**Instructions to follow**
Give back the data below verbatim, starting at the line that contains "Segment this screenshot: for" and ending with the line that contains "time-cell-text: 4-06 02:03: [366, 280, 462, 301]".

**Input rows**
______________________________

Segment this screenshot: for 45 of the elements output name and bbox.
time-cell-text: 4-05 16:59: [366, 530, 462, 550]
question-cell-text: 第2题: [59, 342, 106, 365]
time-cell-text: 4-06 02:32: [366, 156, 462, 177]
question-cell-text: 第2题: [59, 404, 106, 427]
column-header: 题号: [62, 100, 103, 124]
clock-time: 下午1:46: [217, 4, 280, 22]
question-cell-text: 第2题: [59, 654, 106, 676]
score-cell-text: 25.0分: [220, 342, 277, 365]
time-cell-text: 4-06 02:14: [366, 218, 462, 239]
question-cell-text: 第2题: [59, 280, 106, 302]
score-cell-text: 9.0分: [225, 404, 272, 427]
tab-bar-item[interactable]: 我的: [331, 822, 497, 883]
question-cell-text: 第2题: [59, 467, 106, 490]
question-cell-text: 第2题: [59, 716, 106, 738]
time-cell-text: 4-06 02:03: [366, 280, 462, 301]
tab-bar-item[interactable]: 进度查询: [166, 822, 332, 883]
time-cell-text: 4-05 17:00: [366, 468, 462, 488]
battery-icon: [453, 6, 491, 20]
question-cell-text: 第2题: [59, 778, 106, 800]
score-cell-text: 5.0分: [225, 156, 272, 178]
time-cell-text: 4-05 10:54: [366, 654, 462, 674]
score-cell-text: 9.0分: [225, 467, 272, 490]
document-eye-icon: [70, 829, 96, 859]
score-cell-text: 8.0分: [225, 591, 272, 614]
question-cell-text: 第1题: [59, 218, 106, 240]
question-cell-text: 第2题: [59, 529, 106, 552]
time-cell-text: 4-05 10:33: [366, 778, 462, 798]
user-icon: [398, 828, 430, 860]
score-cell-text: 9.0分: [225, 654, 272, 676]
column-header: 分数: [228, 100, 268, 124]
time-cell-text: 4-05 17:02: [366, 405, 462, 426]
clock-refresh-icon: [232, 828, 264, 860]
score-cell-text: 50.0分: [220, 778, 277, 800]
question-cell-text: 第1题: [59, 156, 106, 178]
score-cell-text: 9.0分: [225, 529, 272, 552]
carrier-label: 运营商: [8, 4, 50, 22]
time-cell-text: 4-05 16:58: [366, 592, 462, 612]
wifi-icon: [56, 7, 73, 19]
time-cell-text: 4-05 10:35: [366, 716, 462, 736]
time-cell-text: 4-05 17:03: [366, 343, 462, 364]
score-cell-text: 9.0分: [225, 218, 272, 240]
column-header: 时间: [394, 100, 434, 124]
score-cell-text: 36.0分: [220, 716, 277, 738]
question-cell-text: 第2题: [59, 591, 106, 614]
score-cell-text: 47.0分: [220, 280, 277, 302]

______________________________

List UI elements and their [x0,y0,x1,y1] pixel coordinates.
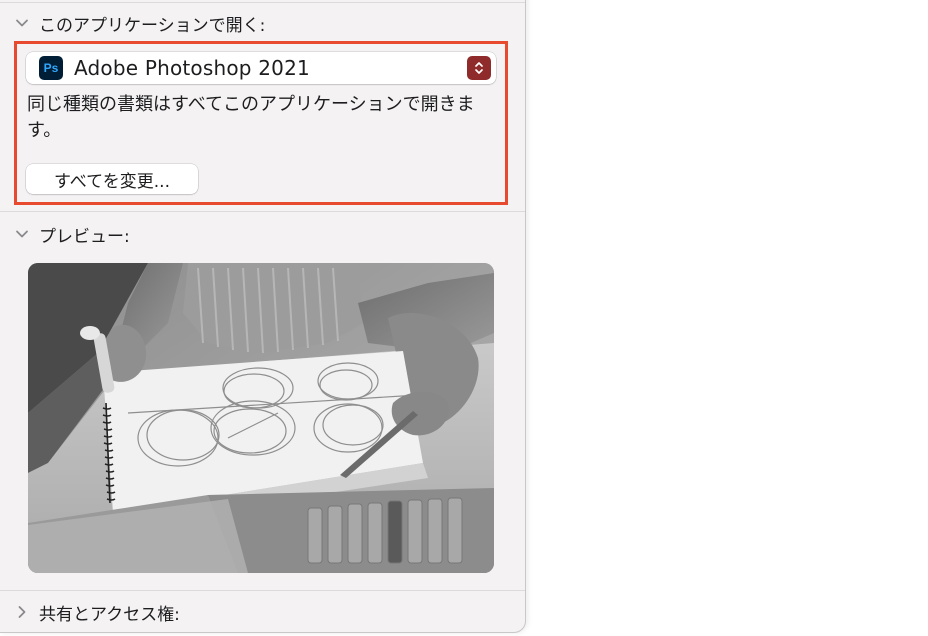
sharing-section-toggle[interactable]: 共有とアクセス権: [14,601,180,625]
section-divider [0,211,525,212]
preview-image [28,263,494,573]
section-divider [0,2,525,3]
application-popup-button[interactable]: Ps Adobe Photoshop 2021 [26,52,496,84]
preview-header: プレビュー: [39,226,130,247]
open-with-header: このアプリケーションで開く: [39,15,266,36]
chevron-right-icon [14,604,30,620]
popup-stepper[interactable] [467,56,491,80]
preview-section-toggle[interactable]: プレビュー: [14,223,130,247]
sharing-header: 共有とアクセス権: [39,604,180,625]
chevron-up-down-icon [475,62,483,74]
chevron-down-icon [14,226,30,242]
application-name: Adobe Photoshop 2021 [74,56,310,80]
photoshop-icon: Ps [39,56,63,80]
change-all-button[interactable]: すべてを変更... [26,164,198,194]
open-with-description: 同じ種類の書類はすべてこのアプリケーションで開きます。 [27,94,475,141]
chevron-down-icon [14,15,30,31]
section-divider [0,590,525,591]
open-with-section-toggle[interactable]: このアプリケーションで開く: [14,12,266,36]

______________________________

**Exercise solution**
Segment this screenshot: for 45 of the elements output name and bbox.
time-cell-text: 4-05 16:59: [366, 530, 462, 550]
question-cell-text: 第2题: [59, 342, 106, 365]
time-cell-text: 4-06 02:32: [366, 156, 462, 177]
question-cell-text: 第2题: [59, 404, 106, 427]
column-header: 题号: [62, 100, 103, 124]
clock-time: 下午1:46: [217, 4, 280, 22]
question-cell-text: 第2题: [59, 654, 106, 676]
score-cell-text: 25.0分: [220, 342, 277, 365]
time-cell-text: 4-06 02:14: [366, 218, 462, 239]
question-cell-text: 第2题: [59, 280, 106, 302]
score-cell-text: 9.0分: [225, 404, 272, 427]
tab-bar-item[interactable]: 我的: [331, 822, 497, 883]
question-cell-text: 第2题: [59, 467, 106, 490]
question-cell-text: 第2题: [59, 716, 106, 738]
time-cell-text: 4-06 02:03: [366, 280, 462, 301]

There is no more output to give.